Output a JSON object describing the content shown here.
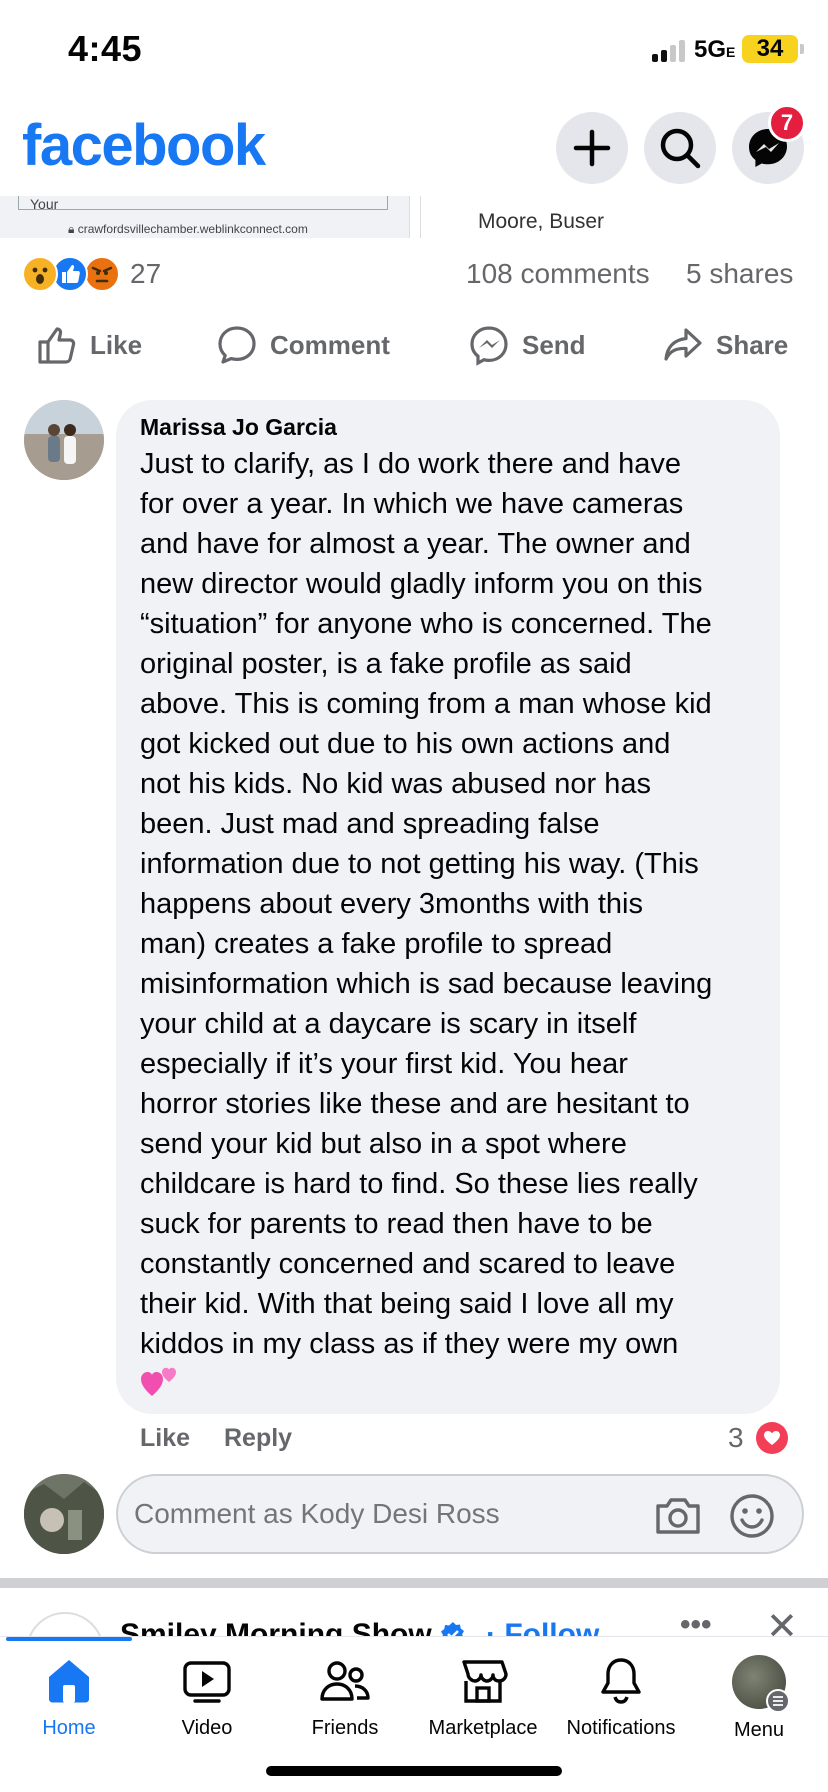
{
  "status_bar": {
    "time": "4:45",
    "network": "5G",
    "network_suffix": "E",
    "battery": "34",
    "battery_color": "#f7d21e"
  },
  "header": {
    "logo": "facebook",
    "brand_color": "#1877f2",
    "create_icon": "plus-icon",
    "search_icon": "search-icon",
    "messenger_icon": "messenger-icon",
    "messenger_badge": "7"
  },
  "link_preview": {
    "table_label": "Your",
    "url": "crawfordsvillechamber.weblinkconnect.com",
    "names": "Moore, Buser"
  },
  "post_stats": {
    "reaction_icons": [
      "wow-reaction-icon",
      "like-reaction-icon",
      "angry-reaction-icon"
    ],
    "reaction_count": "27",
    "comments": "108 comments",
    "shares": "5 shares"
  },
  "actions": {
    "like": "Like",
    "comment": "Comment",
    "send": "Send",
    "share": "Share"
  },
  "comment": {
    "author": "Marissa Jo Garcia",
    "text": "Just to clarify, as I do work there and have\nfor over a year. In which we have cameras\nand have for almost a year. The owner and\nnew director would gladly inform you on this\n“situation” for anyone who is concerned. The\noriginal poster, is a fake profile as said\nabove. This is coming from a man whose kid\ngot kicked out due to his own actions and\nnot his kids. No kid was abused nor has\nbeen. Just mad and spreading false\ninformation due to not getting his way. (This\nhappens about every 3months with this\nman) creates a fake profile to spread\nmisinformation which is sad because leaving\nyour child at a daycare is scary in itself\nespecially if it’s your first kid. You hear\nhorror stories like these and are hesitant to\nsend your kid but also in a spot where\nchildcare is hard to find. So these lies really\nsuck for parents to read then have to be\nconstantly concerned and scared to leave\ntheir kid. With that being said I love all my\nkiddos in my class as if they were my own",
    "emoji": "two-hearts-icon",
    "like_label": "Like",
    "reply_label": "Reply",
    "reaction_count": "3",
    "reaction_icon": "love-reaction-icon"
  },
  "composer": {
    "placeholder": "Comment as Kody Desi Ross"
  },
  "next_post": {
    "name": "Smiley Morning Show",
    "verified_icon": "verified-badge-icon",
    "follow": "· Follow"
  },
  "bottom_nav": {
    "items": [
      {
        "label": "Home",
        "icon": "home-icon",
        "active": true
      },
      {
        "label": "Video",
        "icon": "video-icon"
      },
      {
        "label": "Friends",
        "icon": "friends-icon"
      },
      {
        "label": "Marketplace",
        "icon": "marketplace-icon"
      },
      {
        "label": "Notifications",
        "icon": "bell-icon"
      },
      {
        "label": "Menu",
        "icon": "profile-avatar"
      }
    ]
  }
}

——————

Copy out the data above exactly, except the pictures.

## Solution for this problem
Output a JSON object describing the content shown here.
{
  "status_bar": {
    "time": "4:45",
    "network": "5G",
    "network_suffix": "E",
    "battery": "34",
    "battery_color": "#f7d21e"
  },
  "header": {
    "logo": "facebook",
    "brand_color": "#1877f2",
    "create_icon": "plus-icon",
    "search_icon": "search-icon",
    "messenger_icon": "messenger-icon",
    "messenger_badge": "7"
  },
  "link_preview": {
    "table_label": "Your",
    "url": "crawfordsvillechamber.weblinkconnect.com",
    "names": "Moore, Buser"
  },
  "post_stats": {
    "reaction_icons": [
      "wow-reaction-icon",
      "like-reaction-icon",
      "angry-reaction-icon"
    ],
    "reaction_count": "27",
    "comments": "108 comments",
    "shares": "5 shares"
  },
  "actions": {
    "like": "Like",
    "comment": "Comment",
    "send": "Send",
    "share": "Share"
  },
  "comment": {
    "author": "Marissa Jo Garcia",
    "text": "Just to clarify, as I do work there and have\nfor over a year. In which we have cameras\nand have for almost a year. The owner and\nnew director would gladly inform you on this\n“situation” for anyone who is concerned. The\noriginal poster, is a fake profile as said\nabove. This is coming from a man whose kid\ngot kicked out due to his own actions and\nnot his kids. No kid was abused nor has\nbeen. Just mad and spreading false\ninformation due to not getting his way. (This\nhappens about every 3months with this\nman) creates a fake profile to spread\nmisinformation which is sad because leaving\nyour child at a daycare is scary in itself\nespecially if it’s your first kid. You hear\nhorror stories like these and are hesitant to\nsend your kid but also in a spot where\nchildcare is hard to find. So these lies really\nsuck for parents to read then have to be\nconstantly concerned and scared to leave\ntheir kid. With that being said I love all my\nkiddos in my class as if they were my own",
    "emoji": "two-hearts-icon",
    "like_label": "Like",
    "reply_label": "Reply",
    "reaction_count": "3",
    "reaction_icon": "love-reaction-icon"
  },
  "composer": {
    "placeholder": "Comment as Kody Desi Ross"
  },
  "next_post": {
    "name": "Smiley Morning Show",
    "verified_icon": "verified-badge-icon",
    "follow": "· Follow"
  },
  "bottom_nav": {
    "items": [
      {
        "label": "Home",
        "icon": "home-icon",
        "active": true
      },
      {
        "label": "Video",
        "icon": "video-icon"
      },
      {
        "label": "Friends",
        "icon": "friends-icon"
      },
      {
        "label": "Marketplace",
        "icon": "marketplace-icon"
      },
      {
        "label": "Notifications",
        "icon": "bell-icon"
      },
      {
        "label": "Menu",
        "icon": "profile-avatar"
      }
    ]
  }
}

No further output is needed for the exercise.